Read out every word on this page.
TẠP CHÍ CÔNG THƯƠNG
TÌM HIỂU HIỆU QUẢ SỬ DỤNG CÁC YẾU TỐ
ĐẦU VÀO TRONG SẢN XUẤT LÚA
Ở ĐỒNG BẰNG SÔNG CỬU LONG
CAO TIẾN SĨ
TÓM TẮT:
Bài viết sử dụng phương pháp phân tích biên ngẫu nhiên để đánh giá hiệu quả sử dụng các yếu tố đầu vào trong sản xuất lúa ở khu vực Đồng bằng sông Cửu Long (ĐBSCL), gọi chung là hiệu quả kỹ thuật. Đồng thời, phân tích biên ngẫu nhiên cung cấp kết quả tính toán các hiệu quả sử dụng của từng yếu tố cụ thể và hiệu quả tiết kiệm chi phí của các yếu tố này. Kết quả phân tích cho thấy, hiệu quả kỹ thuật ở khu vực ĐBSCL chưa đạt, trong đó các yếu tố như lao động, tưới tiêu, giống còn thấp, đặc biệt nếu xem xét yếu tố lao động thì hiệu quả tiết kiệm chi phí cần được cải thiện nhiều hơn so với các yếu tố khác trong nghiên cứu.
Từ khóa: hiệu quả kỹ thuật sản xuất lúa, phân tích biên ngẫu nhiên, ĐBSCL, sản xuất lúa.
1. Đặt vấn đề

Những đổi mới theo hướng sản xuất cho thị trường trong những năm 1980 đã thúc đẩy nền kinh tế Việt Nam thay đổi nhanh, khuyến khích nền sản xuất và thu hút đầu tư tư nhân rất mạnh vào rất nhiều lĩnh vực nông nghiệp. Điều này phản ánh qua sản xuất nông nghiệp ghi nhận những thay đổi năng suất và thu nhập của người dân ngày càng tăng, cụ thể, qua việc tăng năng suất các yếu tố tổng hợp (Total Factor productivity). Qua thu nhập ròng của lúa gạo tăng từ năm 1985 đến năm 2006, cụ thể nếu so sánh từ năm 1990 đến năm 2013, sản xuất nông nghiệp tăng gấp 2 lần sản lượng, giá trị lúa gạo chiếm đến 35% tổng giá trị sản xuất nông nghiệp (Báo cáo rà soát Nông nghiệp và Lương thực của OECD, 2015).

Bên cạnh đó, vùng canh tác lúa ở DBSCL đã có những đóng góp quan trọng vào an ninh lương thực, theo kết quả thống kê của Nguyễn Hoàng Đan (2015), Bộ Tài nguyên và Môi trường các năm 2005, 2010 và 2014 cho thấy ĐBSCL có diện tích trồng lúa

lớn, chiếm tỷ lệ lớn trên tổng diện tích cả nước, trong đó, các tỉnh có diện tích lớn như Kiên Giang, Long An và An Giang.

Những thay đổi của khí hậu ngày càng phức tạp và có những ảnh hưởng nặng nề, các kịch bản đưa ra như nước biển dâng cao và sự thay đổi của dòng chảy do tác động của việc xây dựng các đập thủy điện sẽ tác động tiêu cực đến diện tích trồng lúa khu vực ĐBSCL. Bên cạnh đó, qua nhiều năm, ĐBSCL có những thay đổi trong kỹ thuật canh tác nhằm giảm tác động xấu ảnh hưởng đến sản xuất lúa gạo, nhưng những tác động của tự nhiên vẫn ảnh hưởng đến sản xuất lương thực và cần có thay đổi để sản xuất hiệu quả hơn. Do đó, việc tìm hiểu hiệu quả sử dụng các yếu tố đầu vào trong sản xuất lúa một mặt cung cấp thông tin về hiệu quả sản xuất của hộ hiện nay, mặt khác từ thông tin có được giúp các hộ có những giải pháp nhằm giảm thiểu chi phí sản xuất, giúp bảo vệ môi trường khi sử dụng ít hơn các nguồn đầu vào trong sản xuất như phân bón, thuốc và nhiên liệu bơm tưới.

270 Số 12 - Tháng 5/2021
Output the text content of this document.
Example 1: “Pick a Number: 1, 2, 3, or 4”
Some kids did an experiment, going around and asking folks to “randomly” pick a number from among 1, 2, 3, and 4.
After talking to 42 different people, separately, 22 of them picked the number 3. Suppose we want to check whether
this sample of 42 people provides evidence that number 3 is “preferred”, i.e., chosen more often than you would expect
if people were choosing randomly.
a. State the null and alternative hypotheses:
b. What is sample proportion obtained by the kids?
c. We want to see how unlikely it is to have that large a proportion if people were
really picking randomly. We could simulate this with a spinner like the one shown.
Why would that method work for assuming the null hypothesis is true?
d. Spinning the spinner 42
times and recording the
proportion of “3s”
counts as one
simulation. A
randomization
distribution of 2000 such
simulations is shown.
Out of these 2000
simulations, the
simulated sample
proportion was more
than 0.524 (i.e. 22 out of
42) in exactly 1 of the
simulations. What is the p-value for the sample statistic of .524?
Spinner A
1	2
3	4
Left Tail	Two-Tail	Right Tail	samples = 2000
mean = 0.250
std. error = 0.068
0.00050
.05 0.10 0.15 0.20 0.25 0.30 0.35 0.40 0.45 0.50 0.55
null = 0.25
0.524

### [Work to be completed]
Find and copy each line above that includes the string "What".

### [Task output]
b. What is sample proportion obtained by the kids?
simulations. What is the p-value for the sample statistic of .524?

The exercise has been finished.